GOAL: Could you write out every entry exactly as it stands?

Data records
* * *

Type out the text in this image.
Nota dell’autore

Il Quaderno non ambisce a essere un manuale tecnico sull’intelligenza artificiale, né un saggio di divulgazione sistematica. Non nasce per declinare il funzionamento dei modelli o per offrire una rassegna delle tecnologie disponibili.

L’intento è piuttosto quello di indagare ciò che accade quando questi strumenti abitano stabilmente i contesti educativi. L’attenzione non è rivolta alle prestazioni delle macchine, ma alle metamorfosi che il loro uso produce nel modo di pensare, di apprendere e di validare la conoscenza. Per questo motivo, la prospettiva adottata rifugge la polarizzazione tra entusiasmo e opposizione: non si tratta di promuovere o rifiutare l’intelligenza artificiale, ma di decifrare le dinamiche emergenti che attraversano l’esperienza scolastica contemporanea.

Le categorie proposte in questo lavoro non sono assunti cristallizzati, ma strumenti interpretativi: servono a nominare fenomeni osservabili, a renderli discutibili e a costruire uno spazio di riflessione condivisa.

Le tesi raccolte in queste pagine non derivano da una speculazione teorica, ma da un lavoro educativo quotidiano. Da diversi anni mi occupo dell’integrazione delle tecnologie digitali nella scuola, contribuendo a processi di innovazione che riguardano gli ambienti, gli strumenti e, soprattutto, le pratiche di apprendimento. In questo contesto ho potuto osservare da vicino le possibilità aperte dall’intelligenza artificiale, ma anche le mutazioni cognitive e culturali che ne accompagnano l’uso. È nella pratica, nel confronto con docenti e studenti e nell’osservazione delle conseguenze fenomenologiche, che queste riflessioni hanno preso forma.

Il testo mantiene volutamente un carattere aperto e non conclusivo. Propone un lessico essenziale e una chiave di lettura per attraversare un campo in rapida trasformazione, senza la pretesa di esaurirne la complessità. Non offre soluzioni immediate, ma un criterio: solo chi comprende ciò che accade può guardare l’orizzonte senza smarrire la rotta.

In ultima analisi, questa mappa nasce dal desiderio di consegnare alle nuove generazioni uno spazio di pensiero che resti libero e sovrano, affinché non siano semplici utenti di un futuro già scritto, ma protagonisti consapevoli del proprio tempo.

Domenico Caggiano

* * *

ANSWER TO THE EXERCISE:
Type out the text in this image.
Nota dell’autore

Il Quaderno non ambisce a essere un manuale tecnico sull’intelligenza artificiale, né un saggio di divulgazione sistematica. Non nasce per declinare il funzionamento dei modelli o per offrire una rassegna delle tecnologie disponibili.

L’intento è piuttosto quello di indagare ciò che accade quando questi strumenti abitano stabilmente i contesti educativi. L’attenzione non è rivolta alle prestazioni delle macchine, ma alle metamorfosi che il loro uso produce nel modo di pensare, di apprendere e di validare la conoscenza. Per questo motivo, la prospettiva adottata rifugge la polarizzazione tra entusiasmo e opposizione: non si tratta di promuovere o rifiutare l’intelligenza artificiale, ma di decifrare le dinamiche emergenti che attraversano l’esperienza scolastica contemporanea.

Le categorie proposte in questo lavoro non sono assunti cristallizzati, ma strumenti interpretativi: servono a nominare fenomeni osservabili, a renderli discutibili e a costruire uno spazio di riflessione condivisa.

Le tesi raccolte in queste pagine non derivano da una speculazione teorica, ma da un lavoro educativo quotidiano. Da diversi anni mi occupo dell’integrazione delle tecnologie digitali nella scuola, contribuendo a processi di innovazione che riguardano gli ambienti, gli strumenti e, soprattutto, le pratiche di apprendimento. In questo contesto ho potuto osservare da vicino le possibilità aperte dall’intelligenza artificiale, ma anche le mutazioni cognitive e culturali che ne accompagnano l’uso. È nella pratica, nel confronto con docenti e studenti e nell’osservazione delle conseguenze fenomenologiche, che queste riflessioni hanno preso forma.

Il testo mantiene volutamente un carattere aperto e non conclusivo. Propone un lessico essenziale e una chiave di lettura per attraversare un campo in rapida trasformazione, senza la pretesa di esaurirne la complessità. Non offre soluzioni immediate, ma un criterio: solo chi comprende ciò che accade può guardare l’orizzonte senza smarrire la rotta.

In ultima analisi, questa mappa nasce dal desiderio di consegnare alle nuove generazioni uno spazio di pensiero che resti libero e sovrano, affinché non siano semplici utenti di un futuro già scritto, ma protagonisti consapevoli del proprio tempo.

Domenico Caggiano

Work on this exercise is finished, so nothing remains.